**Entries supplied**.
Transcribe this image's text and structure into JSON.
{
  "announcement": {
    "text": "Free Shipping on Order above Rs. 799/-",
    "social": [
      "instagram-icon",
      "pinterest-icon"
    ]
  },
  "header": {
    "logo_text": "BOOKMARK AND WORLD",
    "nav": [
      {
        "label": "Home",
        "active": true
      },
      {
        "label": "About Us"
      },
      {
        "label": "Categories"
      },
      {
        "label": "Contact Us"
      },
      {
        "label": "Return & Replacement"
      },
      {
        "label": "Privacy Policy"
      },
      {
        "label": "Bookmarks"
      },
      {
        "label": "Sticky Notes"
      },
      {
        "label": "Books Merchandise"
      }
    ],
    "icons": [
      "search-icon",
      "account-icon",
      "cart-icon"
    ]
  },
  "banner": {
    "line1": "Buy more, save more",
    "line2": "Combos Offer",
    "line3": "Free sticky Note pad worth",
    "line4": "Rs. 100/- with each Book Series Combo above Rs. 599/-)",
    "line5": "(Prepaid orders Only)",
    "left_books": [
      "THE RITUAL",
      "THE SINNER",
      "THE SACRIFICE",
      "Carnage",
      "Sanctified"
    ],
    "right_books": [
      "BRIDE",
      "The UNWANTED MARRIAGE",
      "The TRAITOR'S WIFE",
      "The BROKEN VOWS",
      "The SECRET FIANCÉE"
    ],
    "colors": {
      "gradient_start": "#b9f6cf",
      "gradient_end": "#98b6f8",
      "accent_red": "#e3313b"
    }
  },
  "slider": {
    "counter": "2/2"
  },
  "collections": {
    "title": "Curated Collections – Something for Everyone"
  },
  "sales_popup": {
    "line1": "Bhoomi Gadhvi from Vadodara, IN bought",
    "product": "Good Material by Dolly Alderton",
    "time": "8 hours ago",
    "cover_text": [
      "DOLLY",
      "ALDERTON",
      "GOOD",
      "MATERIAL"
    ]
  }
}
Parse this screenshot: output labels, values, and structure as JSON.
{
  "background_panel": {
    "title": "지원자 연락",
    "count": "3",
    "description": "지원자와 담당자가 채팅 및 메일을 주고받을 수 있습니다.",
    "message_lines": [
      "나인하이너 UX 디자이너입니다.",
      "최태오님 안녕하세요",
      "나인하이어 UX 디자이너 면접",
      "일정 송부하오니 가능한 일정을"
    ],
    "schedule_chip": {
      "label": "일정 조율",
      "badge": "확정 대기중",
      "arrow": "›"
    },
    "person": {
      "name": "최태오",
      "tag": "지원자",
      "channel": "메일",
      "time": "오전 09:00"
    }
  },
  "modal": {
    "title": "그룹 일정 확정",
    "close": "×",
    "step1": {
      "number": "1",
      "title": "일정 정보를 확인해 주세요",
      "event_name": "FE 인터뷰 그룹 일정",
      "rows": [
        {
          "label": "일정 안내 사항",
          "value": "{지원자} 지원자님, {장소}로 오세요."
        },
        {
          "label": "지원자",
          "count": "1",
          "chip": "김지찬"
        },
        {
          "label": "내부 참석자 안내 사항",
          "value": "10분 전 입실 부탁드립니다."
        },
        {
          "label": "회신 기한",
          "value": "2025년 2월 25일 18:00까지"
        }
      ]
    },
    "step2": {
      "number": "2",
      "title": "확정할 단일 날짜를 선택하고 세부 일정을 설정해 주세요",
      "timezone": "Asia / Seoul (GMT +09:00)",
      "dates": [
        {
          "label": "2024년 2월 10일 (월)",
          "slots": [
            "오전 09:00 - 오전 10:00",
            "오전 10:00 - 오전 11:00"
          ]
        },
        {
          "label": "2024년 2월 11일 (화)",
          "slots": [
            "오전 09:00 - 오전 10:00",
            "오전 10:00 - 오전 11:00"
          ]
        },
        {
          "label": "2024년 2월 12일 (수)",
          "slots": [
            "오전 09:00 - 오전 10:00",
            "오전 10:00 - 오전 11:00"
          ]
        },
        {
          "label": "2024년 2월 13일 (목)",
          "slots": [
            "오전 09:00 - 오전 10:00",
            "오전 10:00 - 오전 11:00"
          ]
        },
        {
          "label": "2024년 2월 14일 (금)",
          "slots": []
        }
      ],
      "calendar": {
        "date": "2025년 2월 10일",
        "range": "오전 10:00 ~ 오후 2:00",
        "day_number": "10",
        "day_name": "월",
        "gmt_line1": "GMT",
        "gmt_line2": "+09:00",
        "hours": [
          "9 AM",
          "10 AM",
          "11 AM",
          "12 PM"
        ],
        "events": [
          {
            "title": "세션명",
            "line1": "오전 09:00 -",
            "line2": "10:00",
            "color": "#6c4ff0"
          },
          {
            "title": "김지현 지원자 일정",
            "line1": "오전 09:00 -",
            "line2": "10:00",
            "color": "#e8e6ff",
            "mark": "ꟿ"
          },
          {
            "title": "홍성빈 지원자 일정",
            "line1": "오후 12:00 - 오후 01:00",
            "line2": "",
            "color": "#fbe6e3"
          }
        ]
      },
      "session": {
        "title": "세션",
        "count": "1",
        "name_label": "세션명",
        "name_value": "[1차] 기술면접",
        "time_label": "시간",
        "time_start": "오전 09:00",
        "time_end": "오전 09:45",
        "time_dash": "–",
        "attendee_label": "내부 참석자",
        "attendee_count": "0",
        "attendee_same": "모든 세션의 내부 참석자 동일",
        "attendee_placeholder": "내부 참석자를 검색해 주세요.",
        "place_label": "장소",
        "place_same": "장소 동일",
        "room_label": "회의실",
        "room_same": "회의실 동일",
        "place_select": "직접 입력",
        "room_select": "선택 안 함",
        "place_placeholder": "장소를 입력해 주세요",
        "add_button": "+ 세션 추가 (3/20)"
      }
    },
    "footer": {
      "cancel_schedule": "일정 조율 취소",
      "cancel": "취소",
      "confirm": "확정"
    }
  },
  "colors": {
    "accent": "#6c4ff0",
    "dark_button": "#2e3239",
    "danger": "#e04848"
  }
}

**To be done**. Copy out all of the records above with nothing altered.

**Correct result**.
Transcribe this image's text and structure into JSON.
{
  "announcement": {
    "text": "Free Shipping on Order above Rs. 799/-",
    "social": [
      "instagram-icon",
      "pinterest-icon"
    ]
  },
  "header": {
    "logo_text": "BOOKMARK AND WORLD",
    "nav": [
      {
        "label": "Home",
        "active": true
      },
      {
        "label": "About Us"
      },
      {
        "label": "Categories"
      },
      {
        "label": "Contact Us"
      },
      {
        "label": "Return & Replacement"
      },
      {
        "label": "Privacy Policy"
      },
      {
        "label": "Bookmarks"
      },
      {
        "label": "Sticky Notes"
      },
      {
        "label": "Books Merchandise"
      }
    ],
    "icons": [
      "search-icon",
      "account-icon",
      "cart-icon"
    ]
  },
  "banner": {
    "line1": "Buy more, save more",
    "line2": "Combos Offer",
    "line3": "Free sticky Note pad worth",
    "line4": "Rs. 100/- with each Book Series Combo above Rs. 599/-)",
    "line5": "(Prepaid orders Only)",
    "left_books": [
      "THE RITUAL",
      "THE SINNER",
      "THE SACRIFICE",
      "Carnage",
      "Sanctified"
    ],
    "right_books": [
      "BRIDE",
      "The UNWANTED MARRIAGE",
      "The TRAITOR'S WIFE",
      "The BROKEN VOWS",
      "The SECRET FIANCÉE"
    ],
    "colors": {
      "gradient_start": "#b9f6cf",
      "gradient_end": "#98b6f8",
      "accent_red": "#e3313b"
    }
  },
  "slider": {
    "counter": "2/2"
  },
  "collections": {
    "title": "Curated Collections – Something for Everyone"
  },
  "sales_popup": {
    "line1": "Bhoomi Gadhvi from Vadodara, IN bought",
    "product": "Good Material by Dolly Alderton",
    "time": "8 hours ago",
    "cover_text": [
      "DOLLY",
      "ALDERTON",
      "GOOD",
      "MATERIAL"
    ]
  }
}
Parse this screenshot: output labels, values, and structure as JSON.
{
  "background_panel": {
    "title": "지원자 연락",
    "count": "3",
    "description": "지원자와 담당자가 채팅 및 메일을 주고받을 수 있습니다.",
    "message_lines": [
      "나인하이너 UX 디자이너입니다.",
      "최태오님 안녕하세요",
      "나인하이어 UX 디자이너 면접",
      "일정 송부하오니 가능한 일정을"
    ],
    "schedule_chip": {
      "label": "일정 조율",
      "badge": "확정 대기중",
      "arrow": "›"
    },
    "person": {
      "name": "최태오",
      "tag": "지원자",
      "channel": "메일",
      "time": "오전 09:00"
    }
  },
  "modal": {
    "title": "그룹 일정 확정",
    "close": "×",
    "step1": {
      "number": "1",
      "title": "일정 정보를 확인해 주세요",
      "event_name": "FE 인터뷰 그룹 일정",
      "rows": [
        {
          "label": "일정 안내 사항",
          "value": "{지원자} 지원자님, {장소}로 오세요."
        },
        {
          "label": "지원자",
          "count": "1",
          "chip": "김지찬"
        },
        {
          "label": "내부 참석자 안내 사항",
          "value": "10분 전 입실 부탁드립니다."
        },
        {
          "label": "회신 기한",
          "value": "2025년 2월 25일 18:00까지"
        }
      ]
    },
    "step2": {
      "number": "2",
      "title": "확정할 단일 날짜를 선택하고 세부 일정을 설정해 주세요",
      "timezone": "Asia / Seoul (GMT +09:00)",
      "dates": [
        {
          "label": "2024년 2월 10일 (월)",
          "slots": [
            "오전 09:00 - 오전 10:00",
            "오전 10:00 - 오전 11:00"
          ]
        },
        {
          "label": "2024년 2월 11일 (화)",
          "slots": [
            "오전 09:00 - 오전 10:00",
            "오전 10:00 - 오전 11:00"
          ]
        },
        {
          "label": "2024년 2월 12일 (수)",
          "slots": [
            "오전 09:00 - 오전 10:00",
            "오전 10:00 - 오전 11:00"
          ]
        },
        {
          "label": "2024년 2월 13일 (목)",
          "slots": [
            "오전 09:00 - 오전 10:00",
            "오전 10:00 - 오전 11:00"
          ]
        },
        {
          "label": "2024년 2월 14일 (금)",
          "slots": []
        }
      ],
      "calendar": {
        "date": "2025년 2월 10일",
        "range": "오전 10:00 ~ 오후 2:00",
        "day_number": "10",
        "day_name": "월",
        "gmt_line1": "GMT",
        "gmt_line2": "+09:00",
        "hours": [
          "9 AM",
          "10 AM",
          "11 AM",
          "12 PM"
        ],
        "events": [
          {
            "title": "세션명",
            "line1": "오전 09:00 -",
            "line2": "10:00",
            "color": "#6c4ff0"
          },
          {
            "title": "김지현 지원자 일정",
            "line1": "오전 09:00 -",
            "line2": "10:00",
            "color": "#e8e6ff",
            "mark": "ꟿ"
          },
          {
            "title": "홍성빈 지원자 일정",
            "line1": "오후 12:00 - 오후 01:00",
            "line2": "",
            "color": "#fbe6e3"
          }
        ]
      },
      "session": {
        "title": "세션",
        "count": "1",
        "name_label": "세션명",
        "name_value": "[1차] 기술면접",
        "time_label": "시간",
        "time_start": "오전 09:00",
        "time_end": "오전 09:45",
        "time_dash": "–",
        "attendee_label": "내부 참석자",
        "attendee_count": "0",
        "attendee_same": "모든 세션의 내부 참석자 동일",
        "attendee_placeholder": "내부 참석자를 검색해 주세요.",
        "place_label": "장소",
        "place_same": "장소 동일",
        "room_label": "회의실",
        "room_same": "회의실 동일",
        "place_select": "직접 입력",
        "room_select": "선택 안 함",
        "place_placeholder": "장소를 입력해 주세요",
        "add_button": "+ 세션 추가 (3/20)"
      }
    },
    "footer": {
      "cancel_schedule": "일정 조율 취소",
      "cancel": "취소",
      "confirm": "확정"
    }
  },
  "colors": {
    "accent": "#6c4ff0",
    "dark_button": "#2e3239",
    "danger": "#e04848"
  }
}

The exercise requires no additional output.